Collected data entries:
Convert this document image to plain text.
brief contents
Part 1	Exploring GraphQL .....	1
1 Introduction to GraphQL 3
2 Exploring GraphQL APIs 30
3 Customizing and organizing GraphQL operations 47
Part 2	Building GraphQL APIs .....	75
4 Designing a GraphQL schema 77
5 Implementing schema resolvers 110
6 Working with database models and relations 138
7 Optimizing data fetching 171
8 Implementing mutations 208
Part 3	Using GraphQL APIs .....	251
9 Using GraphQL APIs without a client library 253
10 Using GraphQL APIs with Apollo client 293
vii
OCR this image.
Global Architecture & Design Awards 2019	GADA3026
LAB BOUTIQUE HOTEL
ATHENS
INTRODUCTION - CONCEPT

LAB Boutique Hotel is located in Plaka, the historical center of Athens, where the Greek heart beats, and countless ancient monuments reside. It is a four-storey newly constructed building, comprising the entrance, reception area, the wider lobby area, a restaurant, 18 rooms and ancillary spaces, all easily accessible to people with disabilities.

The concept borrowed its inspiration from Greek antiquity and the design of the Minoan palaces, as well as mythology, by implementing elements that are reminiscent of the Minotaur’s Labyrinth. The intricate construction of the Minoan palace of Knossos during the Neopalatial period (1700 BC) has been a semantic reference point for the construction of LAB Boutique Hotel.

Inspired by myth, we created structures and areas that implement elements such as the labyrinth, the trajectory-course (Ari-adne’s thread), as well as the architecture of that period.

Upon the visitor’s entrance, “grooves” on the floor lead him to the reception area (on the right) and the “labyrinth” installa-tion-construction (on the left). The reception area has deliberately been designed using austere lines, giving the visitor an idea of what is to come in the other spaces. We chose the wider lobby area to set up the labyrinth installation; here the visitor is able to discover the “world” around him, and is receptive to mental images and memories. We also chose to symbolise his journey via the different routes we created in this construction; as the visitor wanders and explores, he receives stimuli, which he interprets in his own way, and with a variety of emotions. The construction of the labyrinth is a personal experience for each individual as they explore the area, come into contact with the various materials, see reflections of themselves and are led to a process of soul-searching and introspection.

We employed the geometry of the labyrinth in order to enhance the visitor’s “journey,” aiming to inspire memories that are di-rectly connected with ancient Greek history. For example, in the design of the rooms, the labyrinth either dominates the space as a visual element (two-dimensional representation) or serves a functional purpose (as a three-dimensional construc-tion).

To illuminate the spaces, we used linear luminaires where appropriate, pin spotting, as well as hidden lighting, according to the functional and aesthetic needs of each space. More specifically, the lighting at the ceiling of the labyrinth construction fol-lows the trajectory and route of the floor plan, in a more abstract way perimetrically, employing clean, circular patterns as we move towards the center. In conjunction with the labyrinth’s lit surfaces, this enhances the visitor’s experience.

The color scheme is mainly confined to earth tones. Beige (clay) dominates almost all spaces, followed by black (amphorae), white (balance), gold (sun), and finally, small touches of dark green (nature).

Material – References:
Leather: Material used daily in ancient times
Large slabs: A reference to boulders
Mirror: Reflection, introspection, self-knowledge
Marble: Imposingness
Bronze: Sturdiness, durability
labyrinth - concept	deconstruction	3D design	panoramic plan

**Work to do**
Give only the number of lines in the data that include the string "Part".

**Written answer**
3